Word for word, repeat the entries, minus the pictures.
----------
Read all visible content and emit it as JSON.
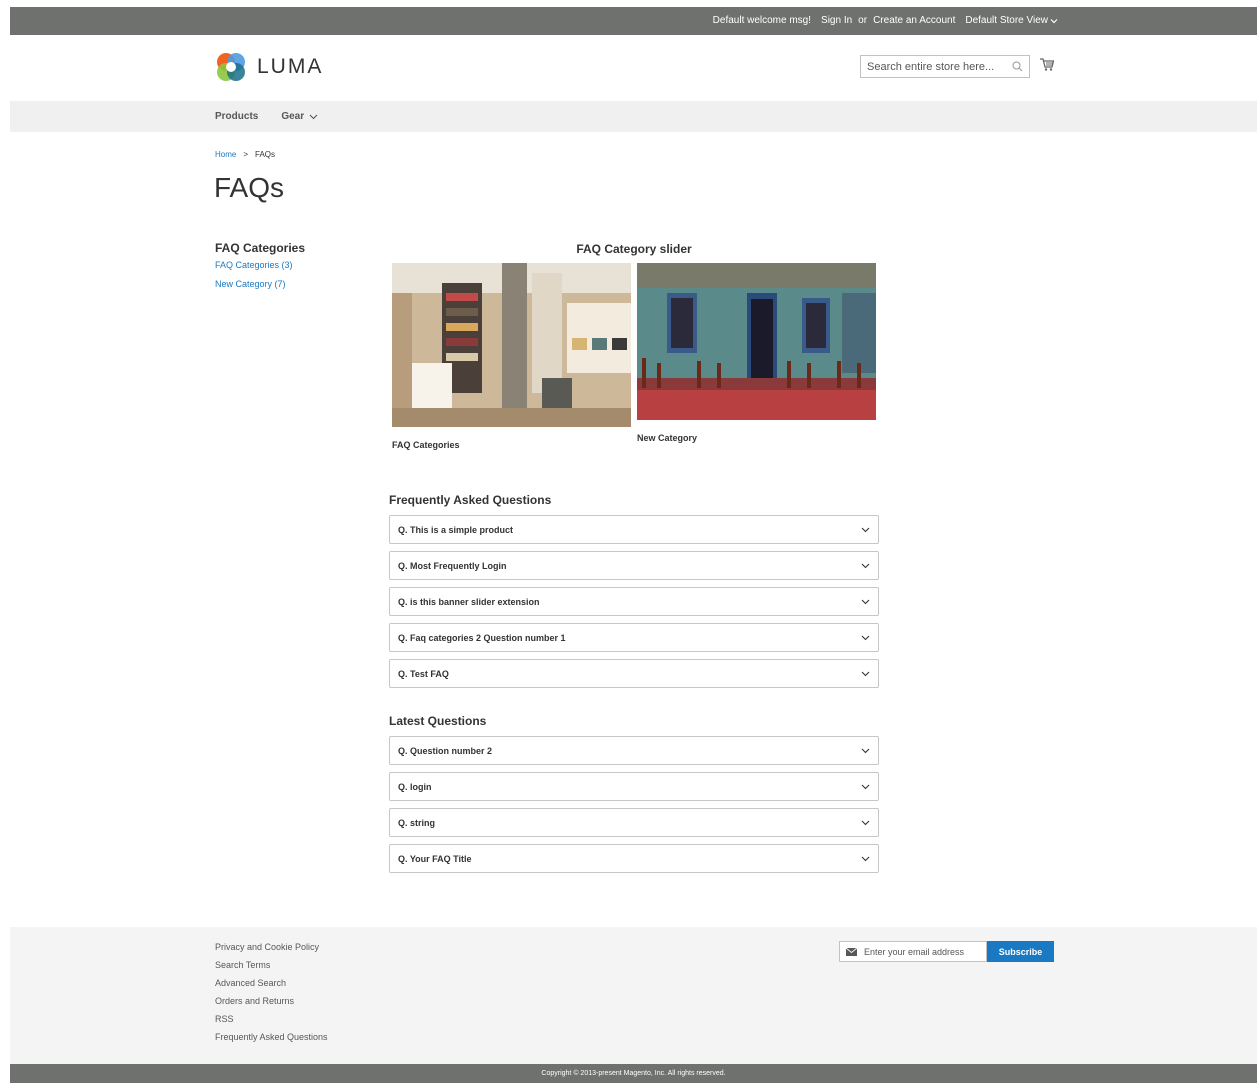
{
  "top_panel": {
    "welcome": "Default welcome msg!",
    "sign_in": "Sign In",
    "or": "or",
    "create_account": "Create an Account",
    "store_view": "Default Store View"
  },
  "header": {
    "logo_text": "LUMA",
    "search_placeholder": "Search entire store here..."
  },
  "nav": {
    "items": [
      {
        "label": "Products"
      },
      {
        "label": "Gear"
      }
    ]
  },
  "breadcrumb": {
    "home": "Home",
    "separator": ">",
    "current": "FAQs"
  },
  "page_title": "FAQs",
  "sidebar": {
    "title": "FAQ Categories",
    "links": [
      {
        "label": "FAQ Categories (3)"
      },
      {
        "label": "New Category (7)"
      }
    ]
  },
  "slider": {
    "title": "FAQ Category slider",
    "slides": [
      {
        "caption": "FAQ Categories"
      },
      {
        "caption": "New Category"
      }
    ]
  },
  "faq_section": {
    "title": "Frequently Asked Questions",
    "items": [
      {
        "question": "Q. This is a simple product"
      },
      {
        "question": "Q. Most Frequently Login"
      },
      {
        "question": "Q. is this banner slider extension"
      },
      {
        "question": "Q. Faq categories 2 Question number 1"
      },
      {
        "question": "Q. Test FAQ"
      }
    ]
  },
  "latest_section": {
    "title": "Latest Questions",
    "items": [
      {
        "question": "Q. Question number 2"
      },
      {
        "question": "Q. login"
      },
      {
        "question": "Q. string"
      },
      {
        "question": "Q. Your FAQ Title"
      }
    ]
  },
  "footer": {
    "links": [
      {
        "label": "Privacy and Cookie Policy"
      },
      {
        "label": "Search Terms"
      },
      {
        "label": "Advanced Search"
      },
      {
        "label": "Orders and Returns"
      },
      {
        "label": "RSS"
      },
      {
        "label": "Frequently Asked Questions"
      }
    ],
    "newsletter_placeholder": "Enter your email address",
    "subscribe_label": "Subscribe",
    "copyright": "Copyright © 2013-present Magento, Inc. All rights reserved."
  },
  "colors": {
    "link": "#1979c3",
    "top_panel": "#6e716e",
    "nav_bg": "#f0f0f0",
    "footer_bg": "#f4f4f4"
  }
}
----------
The reply -
Read all visible content and emit it as JSON.
{
  "top_panel": {
    "welcome": "Default welcome msg!",
    "sign_in": "Sign In",
    "or": "or",
    "create_account": "Create an Account",
    "store_view": "Default Store View"
  },
  "header": {
    "logo_text": "LUMA",
    "search_placeholder": "Search entire store here..."
  },
  "nav": {
    "items": [
      {
        "label": "Products"
      },
      {
        "label": "Gear"
      }
    ]
  },
  "breadcrumb": {
    "home": "Home",
    "separator": ">",
    "current": "FAQs"
  },
  "page_title": "FAQs",
  "sidebar": {
    "title": "FAQ Categories",
    "links": [
      {
        "label": "FAQ Categories (3)"
      },
      {
        "label": "New Category (7)"
      }
    ]
  },
  "slider": {
    "title": "FAQ Category slider",
    "slides": [
      {
        "caption": "FAQ Categories"
      },
      {
        "caption": "New Category"
      }
    ]
  },
  "faq_section": {
    "title": "Frequently Asked Questions",
    "items": [
      {
        "question": "Q. This is a simple product"
      },
      {
        "question": "Q. Most Frequently Login"
      },
      {
        "question": "Q. is this banner slider extension"
      },
      {
        "question": "Q. Faq categories 2 Question number 1"
      },
      {
        "question": "Q. Test FAQ"
      }
    ]
  },
  "latest_section": {
    "title": "Latest Questions",
    "items": [
      {
        "question": "Q. Question number 2"
      },
      {
        "question": "Q. login"
      },
      {
        "question": "Q. string"
      },
      {
        "question": "Q. Your FAQ Title"
      }
    ]
  },
  "footer": {
    "links": [
      {
        "label": "Privacy and Cookie Policy"
      },
      {
        "label": "Search Terms"
      },
      {
        "label": "Advanced Search"
      },
      {
        "label": "Orders and Returns"
      },
      {
        "label": "RSS"
      },
      {
        "label": "Frequently Asked Questions"
      }
    ],
    "newsletter_placeholder": "Enter your email address",
    "subscribe_label": "Subscribe",
    "copyright": "Copyright © 2013-present Magento, Inc. All rights reserved."
  },
  "colors": {
    "link": "#1979c3",
    "top_panel": "#6e716e",
    "nav_bg": "#f0f0f0",
    "footer_bg": "#f4f4f4"
  }
}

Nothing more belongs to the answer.